課題:
喫茶店を描いた文章のうち、「扉を開ければ染みついたコーヒーの香りが出迎えるだろう。」から始まり「く肉人形が微笑み首を傾げた。」で終わる部分を、一字一句変えずに書き写してください。

本文抜粋:

PandoraPartyProject

ギルドスレッド

足女の居る宿

銀砂通り・喫茶店

かつて銀の取引でにぎわっていた通りの一角。古本屋と軽食屋が並ぶ中にその店はあった。
扉は飴色のニスでつやつやして、はめ込まれた色ガラスの向こうでは気難しそうなマスターがグラスを磨いている。
扉を開ければ染みついたコーヒーの香りが出迎えるだろう。

しかし、この店の名物はコーヒーではない。
マスターが気難しく、偏屈であるがゆえに極めた製菓技術、その粋、「完全(パルフェ)」の名を冠する甘味こそ、訪れる客の大半が求める品である。

→詳細検索
キーワード
キャラクターID
ジョセフ様、ジョセフ様は何になさいますか?
(混雑する時間をさけた為か、割とスムーズに席に座れてご機嫌でメニューを開く肉人形が微笑み首を傾げた。
開かれたメニューにはコーヒー等と飲み物のメニューと、その横に季節のフルーツの名前を冠したパフェが列挙されている)

ああ、いちご、いちごもいいですね。オレンジも鮮やかでおいしそう。
まぁ、もう桃もあるのですね。ううん、ううん、いちご、桃……。やだ、チーズケーキパフェもあるなんて……。

(パフェを食べる時に邪魔にならないよう白いリボンでポニーテールにして挑むレベルで気合の入れようだ。きっと尻尾があったら千切れんばかりに左右に振っていたに違いない)
(低く唸りながら、広げたメニューを熱心に見つめる仮面の男。目の前の少女と同じかそれ以上か。少なくとも劣ることはない。)

ううう……うむむむ。迷う、迷うな。
やはりここは酸味と甘味のバランスが取れた柑橘……いや、桃のとろける甘さも捨てがたい……。

ああ!目移りしてしまうな!自分ではとても決められそうにない!
……ジョセフ様、ここは二人で別々のものを注文いたしましょう。
そうして時にパフェを交換し合えば二種類の味も見た目も楽しむことが出来るはず。

(つっと視線が下に落ちて)

データセットに収録された項目:
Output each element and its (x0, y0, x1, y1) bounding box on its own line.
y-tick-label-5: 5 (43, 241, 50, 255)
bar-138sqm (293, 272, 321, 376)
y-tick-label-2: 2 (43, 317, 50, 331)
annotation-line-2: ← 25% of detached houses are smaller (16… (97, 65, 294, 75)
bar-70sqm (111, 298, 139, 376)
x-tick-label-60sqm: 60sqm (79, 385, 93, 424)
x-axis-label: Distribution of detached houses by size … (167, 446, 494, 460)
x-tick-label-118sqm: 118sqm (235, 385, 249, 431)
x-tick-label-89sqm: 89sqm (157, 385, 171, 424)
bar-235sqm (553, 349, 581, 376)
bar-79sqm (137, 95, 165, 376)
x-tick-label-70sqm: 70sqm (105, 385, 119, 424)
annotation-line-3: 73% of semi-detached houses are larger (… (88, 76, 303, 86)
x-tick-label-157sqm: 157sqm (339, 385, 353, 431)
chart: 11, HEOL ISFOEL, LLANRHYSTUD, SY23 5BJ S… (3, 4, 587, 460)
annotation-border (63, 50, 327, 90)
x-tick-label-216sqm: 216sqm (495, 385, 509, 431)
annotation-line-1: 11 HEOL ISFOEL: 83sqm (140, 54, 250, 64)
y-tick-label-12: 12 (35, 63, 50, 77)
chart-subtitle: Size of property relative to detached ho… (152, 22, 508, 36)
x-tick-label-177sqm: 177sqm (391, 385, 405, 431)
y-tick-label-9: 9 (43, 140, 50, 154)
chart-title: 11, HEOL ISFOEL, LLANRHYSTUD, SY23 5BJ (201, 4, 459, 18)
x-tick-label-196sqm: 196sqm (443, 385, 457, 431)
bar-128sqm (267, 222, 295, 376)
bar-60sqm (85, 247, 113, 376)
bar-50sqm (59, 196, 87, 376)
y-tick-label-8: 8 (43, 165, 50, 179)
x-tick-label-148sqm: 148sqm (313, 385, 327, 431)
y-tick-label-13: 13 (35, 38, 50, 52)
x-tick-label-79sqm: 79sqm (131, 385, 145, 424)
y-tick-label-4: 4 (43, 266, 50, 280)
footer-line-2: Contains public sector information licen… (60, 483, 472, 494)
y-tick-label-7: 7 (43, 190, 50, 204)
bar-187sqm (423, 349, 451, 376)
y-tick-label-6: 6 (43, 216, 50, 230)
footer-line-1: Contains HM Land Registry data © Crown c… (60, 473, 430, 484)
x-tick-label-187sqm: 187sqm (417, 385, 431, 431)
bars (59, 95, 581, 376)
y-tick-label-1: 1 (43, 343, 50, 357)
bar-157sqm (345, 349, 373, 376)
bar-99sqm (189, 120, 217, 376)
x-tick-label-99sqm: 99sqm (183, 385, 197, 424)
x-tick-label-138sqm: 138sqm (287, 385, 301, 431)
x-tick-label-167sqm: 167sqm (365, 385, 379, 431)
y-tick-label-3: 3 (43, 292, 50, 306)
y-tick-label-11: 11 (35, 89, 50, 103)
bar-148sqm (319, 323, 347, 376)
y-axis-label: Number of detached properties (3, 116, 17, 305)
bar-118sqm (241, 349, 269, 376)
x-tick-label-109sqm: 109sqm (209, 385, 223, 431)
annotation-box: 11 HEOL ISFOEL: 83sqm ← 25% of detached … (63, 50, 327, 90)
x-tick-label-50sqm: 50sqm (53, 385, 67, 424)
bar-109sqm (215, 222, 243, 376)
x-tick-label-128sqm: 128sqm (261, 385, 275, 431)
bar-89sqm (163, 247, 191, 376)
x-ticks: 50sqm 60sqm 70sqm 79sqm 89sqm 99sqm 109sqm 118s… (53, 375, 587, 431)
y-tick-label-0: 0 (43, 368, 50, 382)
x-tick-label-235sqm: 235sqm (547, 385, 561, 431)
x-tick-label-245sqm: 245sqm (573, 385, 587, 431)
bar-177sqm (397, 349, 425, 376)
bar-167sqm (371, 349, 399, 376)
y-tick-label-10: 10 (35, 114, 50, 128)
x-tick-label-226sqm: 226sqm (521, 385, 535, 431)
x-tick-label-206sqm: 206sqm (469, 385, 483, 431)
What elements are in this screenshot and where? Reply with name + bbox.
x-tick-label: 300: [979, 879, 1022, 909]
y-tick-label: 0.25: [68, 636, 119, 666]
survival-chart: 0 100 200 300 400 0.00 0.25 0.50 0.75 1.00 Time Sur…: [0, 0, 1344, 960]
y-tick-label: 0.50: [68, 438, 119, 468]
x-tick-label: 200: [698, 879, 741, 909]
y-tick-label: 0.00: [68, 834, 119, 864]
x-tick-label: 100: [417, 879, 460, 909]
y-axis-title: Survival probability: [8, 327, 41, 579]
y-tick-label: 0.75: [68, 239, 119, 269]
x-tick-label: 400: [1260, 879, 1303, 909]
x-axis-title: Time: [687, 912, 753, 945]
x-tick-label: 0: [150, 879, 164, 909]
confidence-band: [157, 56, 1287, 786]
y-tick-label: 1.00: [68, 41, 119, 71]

期待される出力:
扉を開ければ染みついたコーヒーの香りが出迎えるだろう。

しかし、この店の名物はコーヒーではない。
マスターが気難しく、偏屈であるがゆえに極めた製菓技術、その粋、「完全(パルフェ)」の名を冠する甘味こそ、訪れる客の大半が求める品である。

→詳細検索
キーワード
キャラクターID
ジョセフ様、ジョセフ様は何になさいますか?
(混雑する時間をさけた為か、割とスムーズに席に座れてご機嫌でメニューを開く肉人形が微笑み首を傾げた。